>> START Working data

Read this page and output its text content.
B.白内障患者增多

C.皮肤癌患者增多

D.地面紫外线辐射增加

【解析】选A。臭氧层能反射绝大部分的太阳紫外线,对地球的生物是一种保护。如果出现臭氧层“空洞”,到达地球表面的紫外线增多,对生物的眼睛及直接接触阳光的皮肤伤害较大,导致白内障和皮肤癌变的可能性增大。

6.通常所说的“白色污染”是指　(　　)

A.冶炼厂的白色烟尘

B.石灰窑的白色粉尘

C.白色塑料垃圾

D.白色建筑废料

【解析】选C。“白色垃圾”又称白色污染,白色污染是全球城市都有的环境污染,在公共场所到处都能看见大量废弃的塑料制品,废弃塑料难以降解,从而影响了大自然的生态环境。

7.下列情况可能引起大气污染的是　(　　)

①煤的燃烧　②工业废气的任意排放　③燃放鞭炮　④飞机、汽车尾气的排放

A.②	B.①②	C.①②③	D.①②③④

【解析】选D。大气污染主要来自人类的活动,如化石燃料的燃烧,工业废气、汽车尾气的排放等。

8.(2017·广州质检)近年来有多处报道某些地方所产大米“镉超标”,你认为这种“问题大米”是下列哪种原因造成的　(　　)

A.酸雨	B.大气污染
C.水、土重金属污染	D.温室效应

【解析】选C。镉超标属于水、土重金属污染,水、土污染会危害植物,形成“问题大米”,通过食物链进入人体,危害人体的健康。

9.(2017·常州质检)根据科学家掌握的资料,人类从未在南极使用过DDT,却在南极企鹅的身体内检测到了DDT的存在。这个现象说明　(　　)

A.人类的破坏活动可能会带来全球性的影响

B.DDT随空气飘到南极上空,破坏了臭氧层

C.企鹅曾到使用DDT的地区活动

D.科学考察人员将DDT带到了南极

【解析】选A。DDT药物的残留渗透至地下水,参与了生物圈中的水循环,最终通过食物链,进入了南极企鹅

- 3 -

>> END Working data

Directions: Type out the full listing again, exactly as given.

Response for this exercise:
Read this page and output its text content.
B.白内障患者增多

C.皮肤癌患者增多

D.地面紫外线辐射增加

【解析】选A。臭氧层能反射绝大部分的太阳紫外线,对地球的生物是一种保护。如果出现臭氧层“空洞”,到达地球表面的紫外线增多,对生物的眼睛及直接接触阳光的皮肤伤害较大,导致白内障和皮肤癌变的可能性增大。

6.通常所说的“白色污染”是指　(　　)

A.冶炼厂的白色烟尘

B.石灰窑的白色粉尘

C.白色塑料垃圾

D.白色建筑废料

【解析】选C。“白色垃圾”又称白色污染,白色污染是全球城市都有的环境污染,在公共场所到处都能看见大量废弃的塑料制品,废弃塑料难以降解,从而影响了大自然的生态环境。

7.下列情况可能引起大气污染的是　(　　)

①煤的燃烧　②工业废气的任意排放　③燃放鞭炮　④飞机、汽车尾气的排放

A.②	B.①②	C.①②③	D.①②③④

【解析】选D。大气污染主要来自人类的活动,如化石燃料的燃烧,工业废气、汽车尾气的排放等。

8.(2017·广州质检)近年来有多处报道某些地方所产大米“镉超标”,你认为这种“问题大米”是下列哪种原因造成的　(　　)

A.酸雨	B.大气污染
C.水、土重金属污染	D.温室效应

【解析】选C。镉超标属于水、土重金属污染,水、土污染会危害植物,形成“问题大米”,通过食物链进入人体,危害人体的健康。

9.(2017·常州质检)根据科学家掌握的资料,人类从未在南极使用过DDT,却在南极企鹅的身体内检测到了DDT的存在。这个现象说明　(　　)

A.人类的破坏活动可能会带来全球性的影响

B.DDT随空气飘到南极上空,破坏了臭氧层

C.企鹅曾到使用DDT的地区活动

D.科学考察人员将DDT带到了南极

【解析】选A。DDT药物的残留渗透至地下水,参与了生物圈中的水循环,最终通过食物链,进入了南极企鹅

- 3 -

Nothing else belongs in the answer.